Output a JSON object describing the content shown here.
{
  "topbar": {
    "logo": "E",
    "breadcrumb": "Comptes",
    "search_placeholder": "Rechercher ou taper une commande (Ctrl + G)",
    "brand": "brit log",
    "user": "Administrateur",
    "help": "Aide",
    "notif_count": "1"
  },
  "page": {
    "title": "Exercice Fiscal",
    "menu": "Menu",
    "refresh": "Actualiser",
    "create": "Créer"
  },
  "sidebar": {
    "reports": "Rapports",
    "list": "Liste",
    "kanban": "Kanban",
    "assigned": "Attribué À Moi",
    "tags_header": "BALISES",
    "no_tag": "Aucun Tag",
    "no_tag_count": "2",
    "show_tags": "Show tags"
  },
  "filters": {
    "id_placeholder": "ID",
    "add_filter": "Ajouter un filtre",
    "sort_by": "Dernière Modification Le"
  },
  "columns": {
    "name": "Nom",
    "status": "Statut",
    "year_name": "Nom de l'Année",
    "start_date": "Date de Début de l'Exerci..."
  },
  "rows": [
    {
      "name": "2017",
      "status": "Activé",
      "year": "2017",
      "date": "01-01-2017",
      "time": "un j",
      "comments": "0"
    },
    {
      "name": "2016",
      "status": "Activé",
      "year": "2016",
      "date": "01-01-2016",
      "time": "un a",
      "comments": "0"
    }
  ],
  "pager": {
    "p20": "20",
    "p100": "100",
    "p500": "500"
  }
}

**TO BE DONE**.
Please quote the records above exactly, without skipping a line.

**EXERCISE ANSWER**.
Output a JSON object describing the content shown here.
{
  "topbar": {
    "logo": "E",
    "breadcrumb": "Comptes",
    "search_placeholder": "Rechercher ou taper une commande (Ctrl + G)",
    "brand": "brit log",
    "user": "Administrateur",
    "help": "Aide",
    "notif_count": "1"
  },
  "page": {
    "title": "Exercice Fiscal",
    "menu": "Menu",
    "refresh": "Actualiser",
    "create": "Créer"
  },
  "sidebar": {
    "reports": "Rapports",
    "list": "Liste",
    "kanban": "Kanban",
    "assigned": "Attribué À Moi",
    "tags_header": "BALISES",
    "no_tag": "Aucun Tag",
    "no_tag_count": "2",
    "show_tags": "Show tags"
  },
  "filters": {
    "id_placeholder": "ID",
    "add_filter": "Ajouter un filtre",
    "sort_by": "Dernière Modification Le"
  },
  "columns": {
    "name": "Nom",
    "status": "Statut",
    "year_name": "Nom de l'Année",
    "start_date": "Date de Début de l'Exerci..."
  },
  "rows": [
    {
      "name": "2017",
      "status": "Activé",
      "year": "2017",
      "date": "01-01-2017",
      "time": "un j",
      "comments": "0"
    },
    {
      "name": "2016",
      "status": "Activé",
      "year": "2016",
      "date": "01-01-2016",
      "time": "un a",
      "comments": "0"
    }
  ],
  "pager": {
    "p20": "20",
    "p100": "100",
    "p500": "500"
  }
}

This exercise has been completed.